* **Exercise brief**
In the autocomplete code, what placeholder text does the search input show?

* **Extracted text**
----------

This works. You need to change a bit of the coding below according to your setup.

HTML

<!DOCTYPE html>
<html lang="en">
<head>
<meta charset="utf-8">
<meta http-equiv="X-UA-Compatible" content="IE=edge">
<meta name="viewport" content="width=device-width, initial-scale=1">
<link rel="stylesheet" href="styles/token-input-facebook.css" type="text/css" />
</head>
<body>
<form name='jqueryAutocompleteForm' id='jqueryAutocompleteForm'>
    <label for='query'>Search:</label>
    <input type='text' name='q' class='form-control input-lg' id='query' placeholder='Please Start Typing'>
    <input type='submit' value='Submit' class='btn btn-info'>
</form>
<script src="https://ajax.googleapis.com/ajax/libs/jquery/1.11.3/jquery.min.js"></script> 
<script type="text/javascript" src="src/jquery.tokeninput.js"></script> 
<script type="text/javascript">
        $(document).ready(function() {
            $("#query").tokenInput("php.php", {
                theme: "facebook"

----------

* **Recorded information**
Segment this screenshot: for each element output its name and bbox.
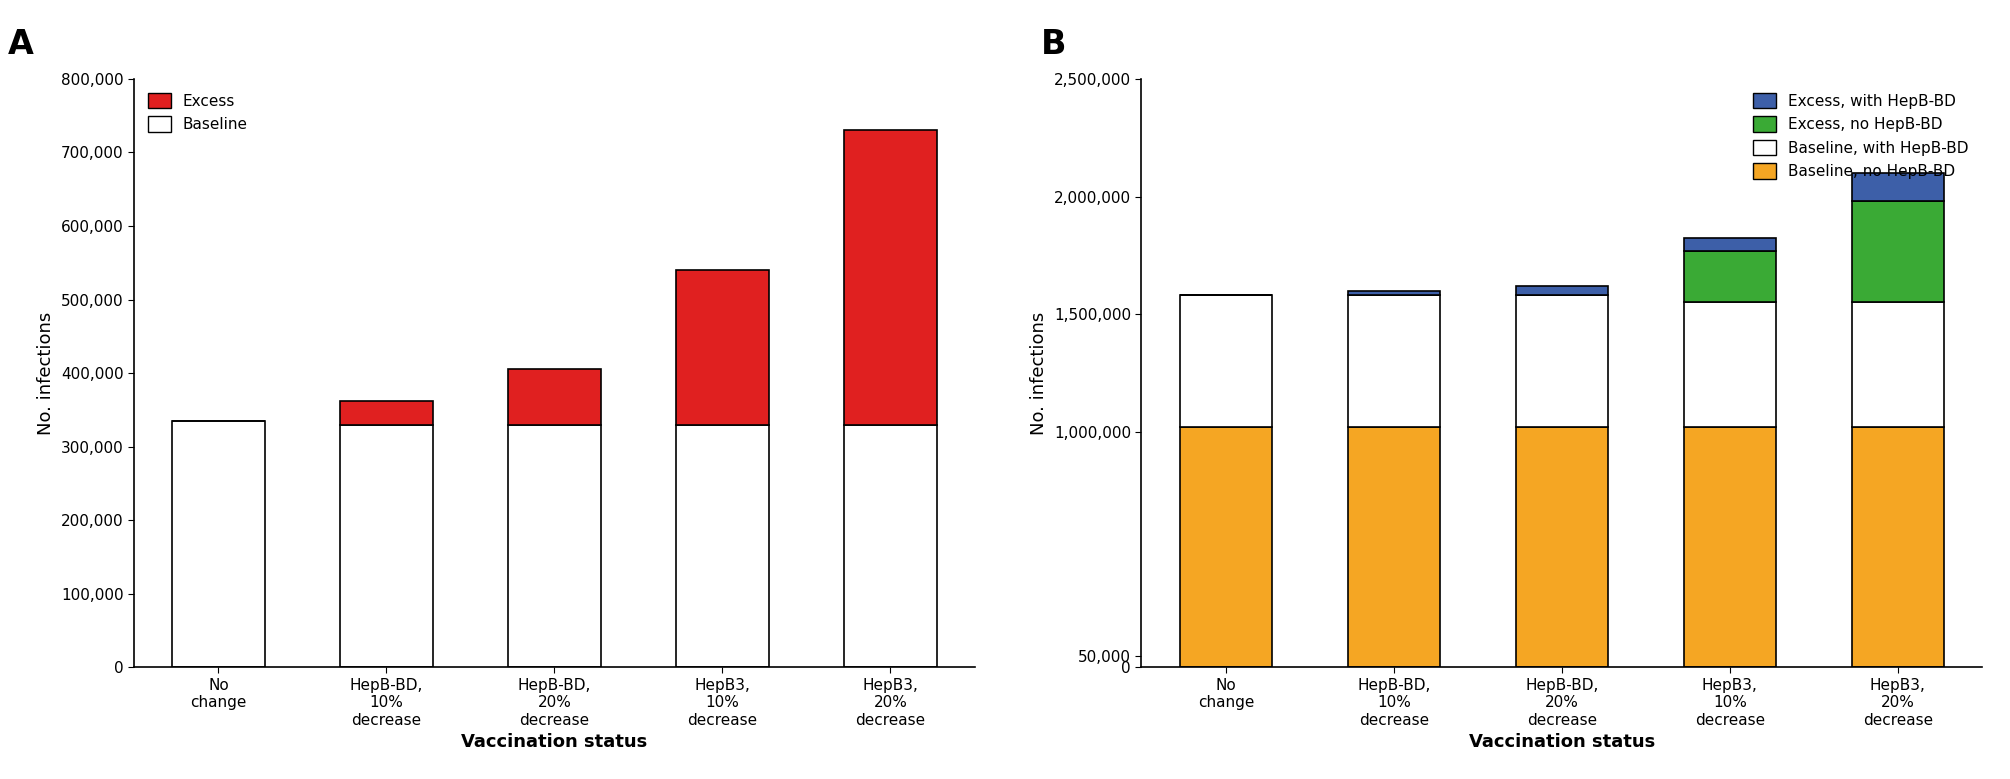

----------

* **Result of the exercise**
Please Start Typing